## Task requirements
Write out the data again exactly, skipping every picture.

## Listing
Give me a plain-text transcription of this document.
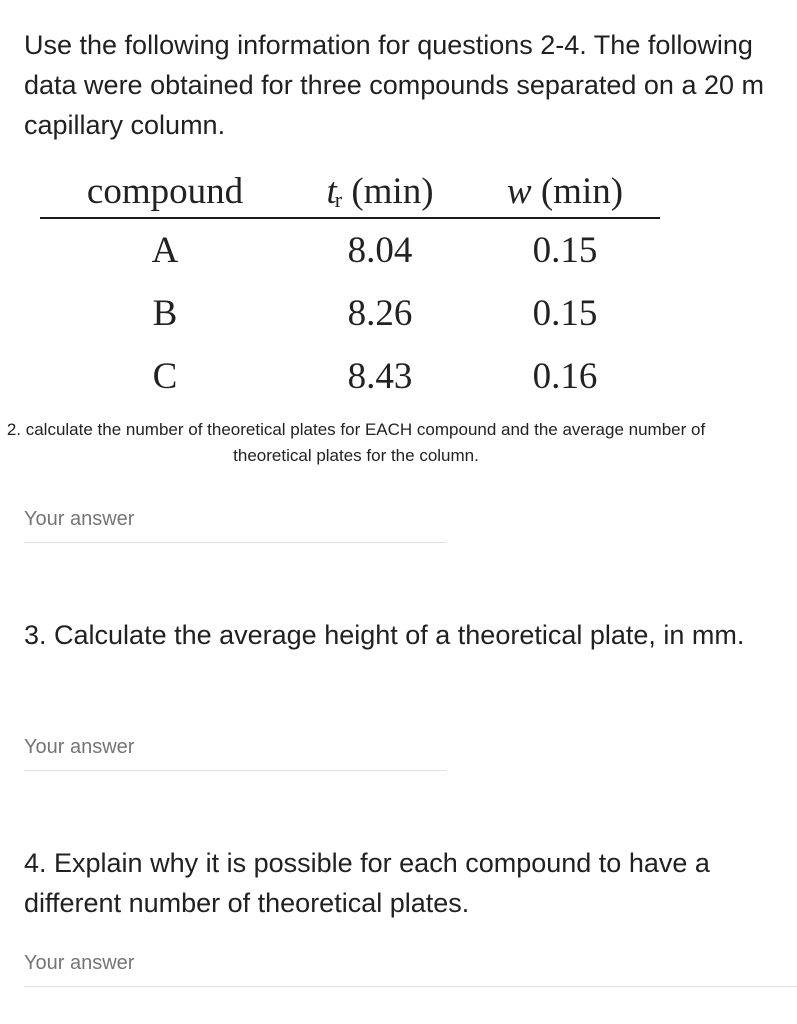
Use the following information for questions 2-4. The following data were obtained for three compounds separated on a 20 m capillary column.

compound	tr (min)	w (min)
A	8.04	0.15
B	8.26	0.15
C	8.43	0.16

2. calculate the number of theoretical plates for EACH compound and the average number of theoretical plates for the column.

Your answer

3. Calculate the average height of a theoretical plate, in mm.

Your answer

4. Explain why it is possible for each compound to have a different number of theoretical plates.

Your answer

## Written answer
Give me a plain-text transcription of this document.
Use the following information for questions 2-4. The following data were obtained for three compounds separated on a 20 m capillary column.

compound	tr (min)	w (min)
A	8.04	0.15
B	8.26	0.15
C	8.43	0.16

2. calculate the number of theoretical plates for EACH compound and the average number of theoretical plates for the column.

Your answer

3. Calculate the average height of a theoretical plate, in mm.

Your answer

4. Explain why it is possible for each compound to have a different number of theoretical plates.

Your answer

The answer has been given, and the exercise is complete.